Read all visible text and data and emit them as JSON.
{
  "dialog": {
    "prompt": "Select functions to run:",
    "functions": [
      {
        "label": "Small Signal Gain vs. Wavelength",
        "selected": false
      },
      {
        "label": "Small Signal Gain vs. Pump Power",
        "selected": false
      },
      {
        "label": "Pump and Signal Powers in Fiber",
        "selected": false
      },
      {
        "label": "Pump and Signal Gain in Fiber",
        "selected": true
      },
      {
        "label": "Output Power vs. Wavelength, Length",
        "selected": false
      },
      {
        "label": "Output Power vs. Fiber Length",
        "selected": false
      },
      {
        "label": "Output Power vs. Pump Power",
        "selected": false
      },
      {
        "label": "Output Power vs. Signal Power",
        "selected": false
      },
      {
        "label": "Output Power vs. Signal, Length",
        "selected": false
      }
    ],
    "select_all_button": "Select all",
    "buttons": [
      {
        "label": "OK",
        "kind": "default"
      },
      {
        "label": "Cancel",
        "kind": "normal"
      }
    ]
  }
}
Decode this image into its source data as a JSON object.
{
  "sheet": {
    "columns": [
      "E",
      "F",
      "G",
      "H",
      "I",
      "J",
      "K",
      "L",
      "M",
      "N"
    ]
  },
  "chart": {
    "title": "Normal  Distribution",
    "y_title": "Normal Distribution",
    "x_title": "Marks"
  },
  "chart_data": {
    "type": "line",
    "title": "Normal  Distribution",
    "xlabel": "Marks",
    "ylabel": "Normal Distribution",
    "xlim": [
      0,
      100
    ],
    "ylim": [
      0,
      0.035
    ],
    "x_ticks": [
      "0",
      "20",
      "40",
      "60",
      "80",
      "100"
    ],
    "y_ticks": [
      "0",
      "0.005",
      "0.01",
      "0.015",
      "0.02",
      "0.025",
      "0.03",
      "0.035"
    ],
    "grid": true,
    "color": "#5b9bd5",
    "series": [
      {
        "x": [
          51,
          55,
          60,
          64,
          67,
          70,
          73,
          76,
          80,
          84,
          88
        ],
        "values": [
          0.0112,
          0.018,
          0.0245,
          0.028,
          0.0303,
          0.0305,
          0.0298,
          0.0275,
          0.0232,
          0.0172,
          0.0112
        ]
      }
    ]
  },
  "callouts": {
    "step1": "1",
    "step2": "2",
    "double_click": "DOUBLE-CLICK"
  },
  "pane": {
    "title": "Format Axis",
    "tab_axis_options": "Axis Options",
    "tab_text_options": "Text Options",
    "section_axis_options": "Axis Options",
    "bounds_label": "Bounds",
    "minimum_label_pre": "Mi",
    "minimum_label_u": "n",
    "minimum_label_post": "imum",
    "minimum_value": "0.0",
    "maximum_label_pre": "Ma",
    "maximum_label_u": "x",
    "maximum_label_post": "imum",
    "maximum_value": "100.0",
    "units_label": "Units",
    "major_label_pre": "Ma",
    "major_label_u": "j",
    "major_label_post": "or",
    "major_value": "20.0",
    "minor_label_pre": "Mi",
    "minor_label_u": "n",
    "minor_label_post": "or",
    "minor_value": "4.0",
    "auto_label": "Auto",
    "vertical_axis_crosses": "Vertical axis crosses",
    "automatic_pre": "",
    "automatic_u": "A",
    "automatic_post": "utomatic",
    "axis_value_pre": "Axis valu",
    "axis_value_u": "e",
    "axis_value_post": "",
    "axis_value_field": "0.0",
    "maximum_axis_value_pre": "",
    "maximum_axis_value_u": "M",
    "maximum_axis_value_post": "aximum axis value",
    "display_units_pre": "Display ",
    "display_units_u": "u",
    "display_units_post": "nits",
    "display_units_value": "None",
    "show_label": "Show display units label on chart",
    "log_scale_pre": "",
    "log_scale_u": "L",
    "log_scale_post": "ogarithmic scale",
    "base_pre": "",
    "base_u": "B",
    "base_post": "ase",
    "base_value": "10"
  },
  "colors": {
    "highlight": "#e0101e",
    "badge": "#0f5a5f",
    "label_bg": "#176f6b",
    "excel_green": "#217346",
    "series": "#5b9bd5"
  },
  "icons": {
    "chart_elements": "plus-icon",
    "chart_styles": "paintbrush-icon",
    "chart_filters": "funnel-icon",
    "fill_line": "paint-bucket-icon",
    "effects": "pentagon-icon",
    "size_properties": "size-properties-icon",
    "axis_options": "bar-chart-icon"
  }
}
____________
(Exercise details) Transcribe the material above word for word.

(Written solution)
Read all visible text and data and emit them as JSON.
{
  "dialog": {
    "prompt": "Select functions to run:",
    "functions": [
      {
        "label": "Small Signal Gain vs. Wavelength",
        "selected": false
      },
      {
        "label": "Small Signal Gain vs. Pump Power",
        "selected": false
      },
      {
        "label": "Pump and Signal Powers in Fiber",
        "selected": false
      },
      {
        "label": "Pump and Signal Gain in Fiber",
        "selected": true
      },
      {
        "label": "Output Power vs. Wavelength, Length",
        "selected": false
      },
      {
        "label": "Output Power vs. Fiber Length",
        "selected": false
      },
      {
        "label": "Output Power vs. Pump Power",
        "selected": false
      },
      {
        "label": "Output Power vs. Signal Power",
        "selected": false
      },
      {
        "label": "Output Power vs. Signal, Length",
        "selected": false
      }
    ],
    "select_all_button": "Select all",
    "buttons": [
      {
        "label": "OK",
        "kind": "default"
      },
      {
        "label": "Cancel",
        "kind": "normal"
      }
    ]
  }
}
Decode this image into its source data as a JSON object.
{
  "sheet": {
    "columns": [
      "E",
      "F",
      "G",
      "H",
      "I",
      "J",
      "K",
      "L",
      "M",
      "N"
    ]
  },
  "chart": {
    "title": "Normal  Distribution",
    "y_title": "Normal Distribution",
    "x_title": "Marks"
  },
  "chart_data": {
    "type": "line",
    "title": "Normal  Distribution",
    "xlabel": "Marks",
    "ylabel": "Normal Distribution",
    "xlim": [
      0,
      100
    ],
    "ylim": [
      0,
      0.035
    ],
    "x_ticks": [
      "0",
      "20",
      "40",
      "60",
      "80",
      "100"
    ],
    "y_ticks": [
      "0",
      "0.005",
      "0.01",
      "0.015",
      "0.02",
      "0.025",
      "0.03",
      "0.035"
    ],
    "grid": true,
    "color": "#5b9bd5",
    "series": [
      {
        "x": [
          51,
          55,
          60,
          64,
          67,
          70,
          73,
          76,
          80,
          84,
          88
        ],
        "values": [
          0.0112,
          0.018,
          0.0245,
          0.028,
          0.0303,
          0.0305,
          0.0298,
          0.0275,
          0.0232,
          0.0172,
          0.0112
        ]
      }
    ]
  },
  "callouts": {
    "step1": "1",
    "step2": "2",
    "double_click": "DOUBLE-CLICK"
  },
  "pane": {
    "title": "Format Axis",
    "tab_axis_options": "Axis Options",
    "tab_text_options": "Text Options",
    "section_axis_options": "Axis Options",
    "bounds_label": "Bounds",
    "minimum_label_pre": "Mi",
    "minimum_label_u": "n",
    "minimum_label_post": "imum",
    "minimum_value": "0.0",
    "maximum_label_pre": "Ma",
    "maximum_label_u": "x",
    "maximum_label_post": "imum",
    "maximum_value": "100.0",
    "units_label": "Units",
    "major_label_pre": "Ma",
    "major_label_u": "j",
    "major_label_post": "or",
    "major_value": "20.0",
    "minor_label_pre": "Mi",
    "minor_label_u": "n",
    "minor_label_post": "or",
    "minor_value": "4.0",
    "auto_label": "Auto",
    "vertical_axis_crosses": "Vertical axis crosses",
    "automatic_pre": "",
    "automatic_u": "A",
    "automatic_post": "utomatic",
    "axis_value_pre": "Axis valu",
    "axis_value_u": "e",
    "axis_value_post": "",
    "axis_value_field": "0.0",
    "maximum_axis_value_pre": "",
    "maximum_axis_value_u": "M",
    "maximum_axis_value_post": "aximum axis value",
    "display_units_pre": "Display ",
    "display_units_u": "u",
    "display_units_post": "nits",
    "display_units_value": "None",
    "show_label": "Show display units label on chart",
    "log_scale_pre": "",
    "log_scale_u": "L",
    "log_scale_post": "ogarithmic scale",
    "base_pre": "",
    "base_u": "B",
    "base_post": "ase",
    "base_value": "10"
  },
  "colors": {
    "highlight": "#e0101e",
    "badge": "#0f5a5f",
    "label_bg": "#176f6b",
    "excel_green": "#217346",
    "series": "#5b9bd5"
  },
  "icons": {
    "chart_elements": "plus-icon",
    "chart_styles": "paintbrush-icon",
    "chart_filters": "funnel-icon",
    "fill_line": "paint-bucket-icon",
    "effects": "pentagon-icon",
    "size_properties": "size-properties-icon",
    "axis_options": "bar-chart-icon"
  }
}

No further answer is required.